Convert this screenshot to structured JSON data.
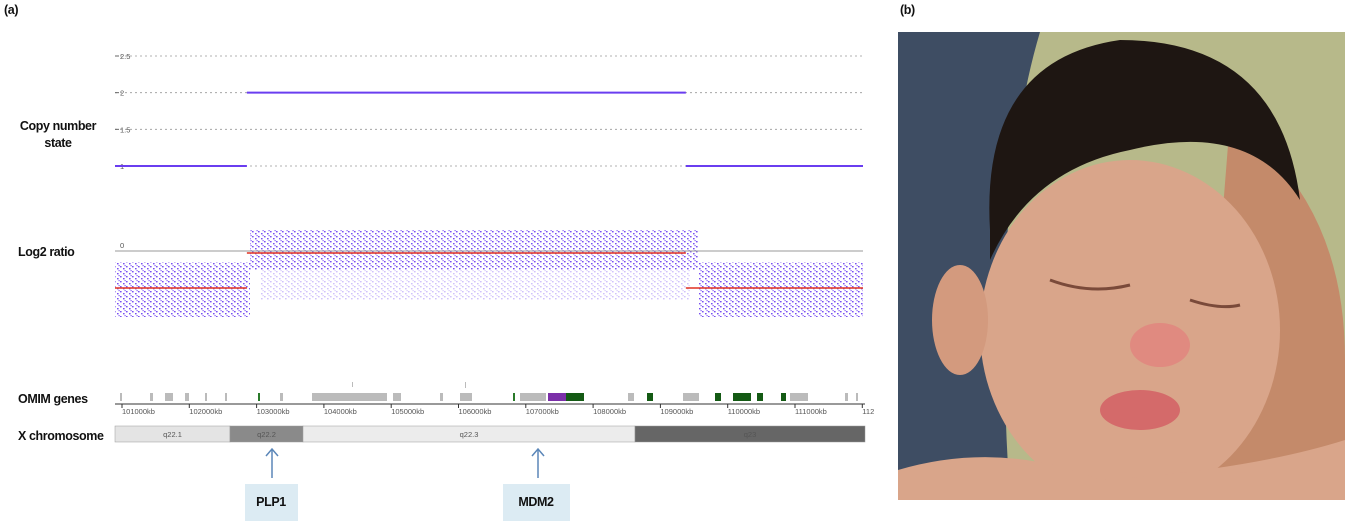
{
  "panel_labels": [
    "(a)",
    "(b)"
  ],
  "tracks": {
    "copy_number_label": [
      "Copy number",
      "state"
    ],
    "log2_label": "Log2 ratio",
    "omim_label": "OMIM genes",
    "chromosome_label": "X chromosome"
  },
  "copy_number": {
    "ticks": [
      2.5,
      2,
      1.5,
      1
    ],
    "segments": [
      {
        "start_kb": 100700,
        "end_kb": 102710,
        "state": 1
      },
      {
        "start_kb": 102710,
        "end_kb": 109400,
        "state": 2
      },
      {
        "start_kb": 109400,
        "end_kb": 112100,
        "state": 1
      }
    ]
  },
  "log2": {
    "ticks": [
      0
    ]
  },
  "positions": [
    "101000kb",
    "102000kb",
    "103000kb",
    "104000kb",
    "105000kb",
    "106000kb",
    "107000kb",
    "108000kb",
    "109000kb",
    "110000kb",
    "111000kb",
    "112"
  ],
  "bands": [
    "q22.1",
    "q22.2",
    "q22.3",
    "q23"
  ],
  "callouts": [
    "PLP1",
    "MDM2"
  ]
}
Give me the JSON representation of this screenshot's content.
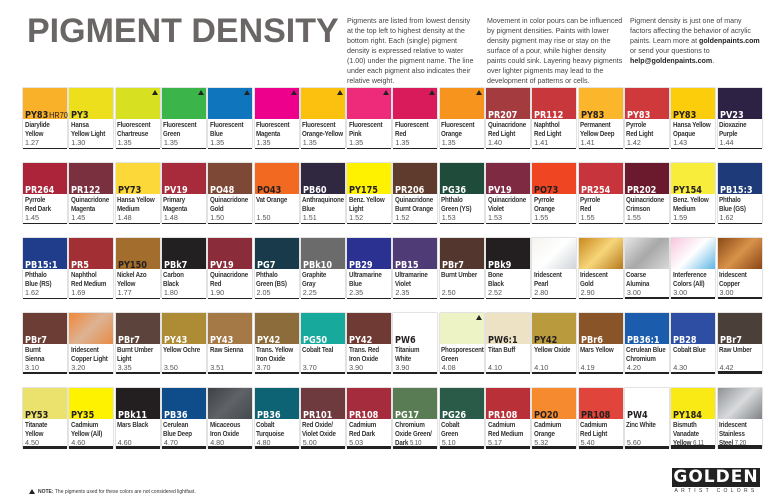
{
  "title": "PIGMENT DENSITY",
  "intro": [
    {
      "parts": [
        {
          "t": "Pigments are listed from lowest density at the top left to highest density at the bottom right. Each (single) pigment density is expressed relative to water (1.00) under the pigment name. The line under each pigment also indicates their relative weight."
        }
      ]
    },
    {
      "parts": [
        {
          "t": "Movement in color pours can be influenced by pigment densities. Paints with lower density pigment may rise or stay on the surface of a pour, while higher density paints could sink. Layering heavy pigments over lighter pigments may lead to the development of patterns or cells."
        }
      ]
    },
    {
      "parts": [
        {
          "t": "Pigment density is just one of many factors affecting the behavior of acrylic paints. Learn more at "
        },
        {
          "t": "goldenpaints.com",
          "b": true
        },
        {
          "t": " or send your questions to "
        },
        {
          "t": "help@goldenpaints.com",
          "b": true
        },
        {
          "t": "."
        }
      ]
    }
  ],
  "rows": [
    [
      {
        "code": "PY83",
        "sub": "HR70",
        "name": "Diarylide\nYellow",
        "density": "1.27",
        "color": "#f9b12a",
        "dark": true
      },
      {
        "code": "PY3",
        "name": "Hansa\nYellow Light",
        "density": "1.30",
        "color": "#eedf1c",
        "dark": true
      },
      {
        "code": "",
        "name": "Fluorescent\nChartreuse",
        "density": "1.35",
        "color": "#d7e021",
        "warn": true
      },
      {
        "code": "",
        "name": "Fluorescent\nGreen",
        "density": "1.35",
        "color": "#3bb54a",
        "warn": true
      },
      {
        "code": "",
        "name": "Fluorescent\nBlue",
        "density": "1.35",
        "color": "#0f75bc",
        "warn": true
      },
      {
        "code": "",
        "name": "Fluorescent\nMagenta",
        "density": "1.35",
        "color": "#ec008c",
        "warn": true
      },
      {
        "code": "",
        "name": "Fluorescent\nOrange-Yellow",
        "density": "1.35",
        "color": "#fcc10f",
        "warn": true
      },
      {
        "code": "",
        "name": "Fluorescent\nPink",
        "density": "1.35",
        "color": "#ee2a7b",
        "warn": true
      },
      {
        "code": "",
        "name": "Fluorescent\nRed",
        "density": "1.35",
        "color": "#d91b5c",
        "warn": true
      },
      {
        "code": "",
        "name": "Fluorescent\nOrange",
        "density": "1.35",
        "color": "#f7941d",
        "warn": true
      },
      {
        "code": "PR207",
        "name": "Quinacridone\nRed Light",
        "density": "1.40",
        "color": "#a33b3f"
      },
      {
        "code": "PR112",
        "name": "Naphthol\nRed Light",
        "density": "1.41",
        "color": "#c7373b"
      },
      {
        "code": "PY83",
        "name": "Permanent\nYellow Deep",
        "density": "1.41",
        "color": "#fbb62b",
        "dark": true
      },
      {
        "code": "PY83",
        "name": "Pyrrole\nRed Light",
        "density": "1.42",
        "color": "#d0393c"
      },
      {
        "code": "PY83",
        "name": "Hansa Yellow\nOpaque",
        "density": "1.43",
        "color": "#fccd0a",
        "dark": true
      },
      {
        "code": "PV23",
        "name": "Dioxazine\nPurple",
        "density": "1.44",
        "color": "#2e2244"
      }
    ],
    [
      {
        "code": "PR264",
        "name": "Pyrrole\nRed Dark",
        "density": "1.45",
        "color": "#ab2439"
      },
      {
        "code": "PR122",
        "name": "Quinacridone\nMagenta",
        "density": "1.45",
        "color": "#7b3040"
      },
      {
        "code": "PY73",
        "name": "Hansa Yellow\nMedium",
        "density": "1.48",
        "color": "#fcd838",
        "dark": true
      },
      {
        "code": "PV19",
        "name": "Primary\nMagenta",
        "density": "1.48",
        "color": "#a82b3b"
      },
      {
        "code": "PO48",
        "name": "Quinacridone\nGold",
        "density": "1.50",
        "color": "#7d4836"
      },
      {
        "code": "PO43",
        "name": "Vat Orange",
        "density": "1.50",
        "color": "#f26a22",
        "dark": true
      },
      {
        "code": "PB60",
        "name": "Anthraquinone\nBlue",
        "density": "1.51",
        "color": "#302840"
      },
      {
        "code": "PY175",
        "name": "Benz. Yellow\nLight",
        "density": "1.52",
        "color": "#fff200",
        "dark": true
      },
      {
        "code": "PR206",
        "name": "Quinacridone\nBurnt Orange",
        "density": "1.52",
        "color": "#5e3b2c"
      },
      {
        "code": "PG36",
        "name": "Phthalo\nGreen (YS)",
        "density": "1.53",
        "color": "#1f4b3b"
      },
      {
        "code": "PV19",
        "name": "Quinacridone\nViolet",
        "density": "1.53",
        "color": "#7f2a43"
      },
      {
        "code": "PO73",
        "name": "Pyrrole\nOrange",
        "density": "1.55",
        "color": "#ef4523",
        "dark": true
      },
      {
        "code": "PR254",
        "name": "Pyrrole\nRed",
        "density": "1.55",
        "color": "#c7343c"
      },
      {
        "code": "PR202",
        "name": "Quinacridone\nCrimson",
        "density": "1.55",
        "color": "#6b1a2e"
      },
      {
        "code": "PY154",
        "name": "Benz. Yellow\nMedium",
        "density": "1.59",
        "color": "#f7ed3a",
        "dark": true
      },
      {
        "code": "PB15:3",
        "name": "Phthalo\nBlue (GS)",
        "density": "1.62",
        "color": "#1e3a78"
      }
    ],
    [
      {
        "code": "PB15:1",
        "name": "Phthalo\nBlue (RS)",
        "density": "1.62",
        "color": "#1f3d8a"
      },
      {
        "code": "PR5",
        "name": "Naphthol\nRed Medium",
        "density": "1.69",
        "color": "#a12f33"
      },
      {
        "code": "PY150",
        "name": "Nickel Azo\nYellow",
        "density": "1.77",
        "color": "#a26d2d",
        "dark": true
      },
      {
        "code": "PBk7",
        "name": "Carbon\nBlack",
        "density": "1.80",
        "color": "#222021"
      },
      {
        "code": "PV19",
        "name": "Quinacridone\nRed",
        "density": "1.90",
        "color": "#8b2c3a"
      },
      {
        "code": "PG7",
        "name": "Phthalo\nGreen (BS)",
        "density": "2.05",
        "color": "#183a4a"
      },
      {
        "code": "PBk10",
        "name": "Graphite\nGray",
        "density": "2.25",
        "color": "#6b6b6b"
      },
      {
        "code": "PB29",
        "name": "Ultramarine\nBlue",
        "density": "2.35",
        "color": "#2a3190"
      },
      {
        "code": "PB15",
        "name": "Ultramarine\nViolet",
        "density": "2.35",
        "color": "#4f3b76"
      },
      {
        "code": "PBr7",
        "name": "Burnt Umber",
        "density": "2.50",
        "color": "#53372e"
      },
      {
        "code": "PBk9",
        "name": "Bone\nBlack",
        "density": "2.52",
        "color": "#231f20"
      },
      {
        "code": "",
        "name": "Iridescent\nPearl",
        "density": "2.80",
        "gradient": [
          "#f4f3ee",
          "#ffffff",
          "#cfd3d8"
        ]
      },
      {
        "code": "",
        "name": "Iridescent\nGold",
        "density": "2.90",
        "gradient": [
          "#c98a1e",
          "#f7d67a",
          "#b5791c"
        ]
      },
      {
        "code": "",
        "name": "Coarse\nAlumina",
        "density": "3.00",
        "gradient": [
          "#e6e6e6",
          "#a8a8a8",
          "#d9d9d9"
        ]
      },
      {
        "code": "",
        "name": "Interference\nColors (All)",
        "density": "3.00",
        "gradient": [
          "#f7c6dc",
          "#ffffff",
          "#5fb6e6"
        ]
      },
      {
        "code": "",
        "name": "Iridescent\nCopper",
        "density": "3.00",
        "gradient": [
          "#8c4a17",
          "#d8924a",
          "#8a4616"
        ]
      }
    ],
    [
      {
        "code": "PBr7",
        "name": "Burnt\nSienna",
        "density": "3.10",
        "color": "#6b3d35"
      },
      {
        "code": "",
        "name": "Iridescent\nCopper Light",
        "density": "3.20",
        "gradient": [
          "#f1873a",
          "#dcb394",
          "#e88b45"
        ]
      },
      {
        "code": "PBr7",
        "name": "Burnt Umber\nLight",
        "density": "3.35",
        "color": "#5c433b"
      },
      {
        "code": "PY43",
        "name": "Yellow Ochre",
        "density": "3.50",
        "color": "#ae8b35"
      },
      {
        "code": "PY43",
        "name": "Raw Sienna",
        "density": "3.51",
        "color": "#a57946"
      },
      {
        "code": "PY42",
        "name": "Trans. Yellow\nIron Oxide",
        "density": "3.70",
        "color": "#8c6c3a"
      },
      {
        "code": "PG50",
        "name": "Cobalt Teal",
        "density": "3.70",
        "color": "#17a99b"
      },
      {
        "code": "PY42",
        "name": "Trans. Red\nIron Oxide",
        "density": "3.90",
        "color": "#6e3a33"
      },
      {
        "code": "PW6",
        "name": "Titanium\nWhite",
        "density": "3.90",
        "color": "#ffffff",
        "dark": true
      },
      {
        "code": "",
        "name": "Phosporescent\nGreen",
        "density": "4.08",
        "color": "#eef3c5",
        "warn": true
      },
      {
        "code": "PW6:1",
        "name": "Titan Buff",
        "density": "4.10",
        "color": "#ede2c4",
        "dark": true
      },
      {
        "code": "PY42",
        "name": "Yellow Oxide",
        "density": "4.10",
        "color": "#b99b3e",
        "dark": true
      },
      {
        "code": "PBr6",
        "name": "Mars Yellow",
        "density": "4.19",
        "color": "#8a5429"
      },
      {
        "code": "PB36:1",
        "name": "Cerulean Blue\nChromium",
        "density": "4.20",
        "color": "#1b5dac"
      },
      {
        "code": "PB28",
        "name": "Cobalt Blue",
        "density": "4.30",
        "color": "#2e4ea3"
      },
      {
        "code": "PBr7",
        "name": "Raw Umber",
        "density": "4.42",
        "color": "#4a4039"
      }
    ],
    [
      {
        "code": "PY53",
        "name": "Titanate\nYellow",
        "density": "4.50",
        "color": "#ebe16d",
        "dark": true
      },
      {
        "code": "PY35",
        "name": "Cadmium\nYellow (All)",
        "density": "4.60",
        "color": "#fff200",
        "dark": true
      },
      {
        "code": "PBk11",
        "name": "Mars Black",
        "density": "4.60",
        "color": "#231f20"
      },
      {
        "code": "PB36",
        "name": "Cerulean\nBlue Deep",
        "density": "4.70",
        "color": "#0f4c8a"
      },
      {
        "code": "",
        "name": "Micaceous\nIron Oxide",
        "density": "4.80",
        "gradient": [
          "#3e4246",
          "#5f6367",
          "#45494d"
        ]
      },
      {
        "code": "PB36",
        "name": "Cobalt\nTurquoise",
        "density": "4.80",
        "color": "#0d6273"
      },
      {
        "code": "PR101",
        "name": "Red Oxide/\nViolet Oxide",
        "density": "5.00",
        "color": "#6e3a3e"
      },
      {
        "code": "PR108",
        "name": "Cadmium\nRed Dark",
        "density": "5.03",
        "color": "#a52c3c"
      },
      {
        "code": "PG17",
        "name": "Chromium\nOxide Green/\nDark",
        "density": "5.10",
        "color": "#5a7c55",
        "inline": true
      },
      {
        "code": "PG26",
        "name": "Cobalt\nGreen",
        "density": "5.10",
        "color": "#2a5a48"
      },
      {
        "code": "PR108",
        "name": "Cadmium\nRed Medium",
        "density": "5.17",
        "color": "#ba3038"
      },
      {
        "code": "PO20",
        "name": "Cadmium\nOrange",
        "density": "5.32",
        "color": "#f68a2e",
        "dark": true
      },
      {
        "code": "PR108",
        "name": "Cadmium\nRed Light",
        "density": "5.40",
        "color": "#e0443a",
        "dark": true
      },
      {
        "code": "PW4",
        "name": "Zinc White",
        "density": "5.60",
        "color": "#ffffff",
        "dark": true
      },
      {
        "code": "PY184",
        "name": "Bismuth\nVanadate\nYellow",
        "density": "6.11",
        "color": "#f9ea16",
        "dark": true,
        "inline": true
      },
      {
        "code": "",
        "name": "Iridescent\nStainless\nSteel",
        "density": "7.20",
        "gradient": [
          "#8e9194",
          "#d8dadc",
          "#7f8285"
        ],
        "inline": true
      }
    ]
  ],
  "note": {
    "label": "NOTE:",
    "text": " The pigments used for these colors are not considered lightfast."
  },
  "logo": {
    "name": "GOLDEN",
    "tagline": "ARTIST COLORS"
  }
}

== YOUR OBJECTIVE ==
Search the records for the word "Cobalt" and copy out every line that holds it.

== RESULT FOR THIS EXERCISE ==
        "name": "Cobalt Teal",
        "name": "Cobalt Blue",
        "name": "Cobalt\nTurquoise",
        "name": "Cobalt\nGreen",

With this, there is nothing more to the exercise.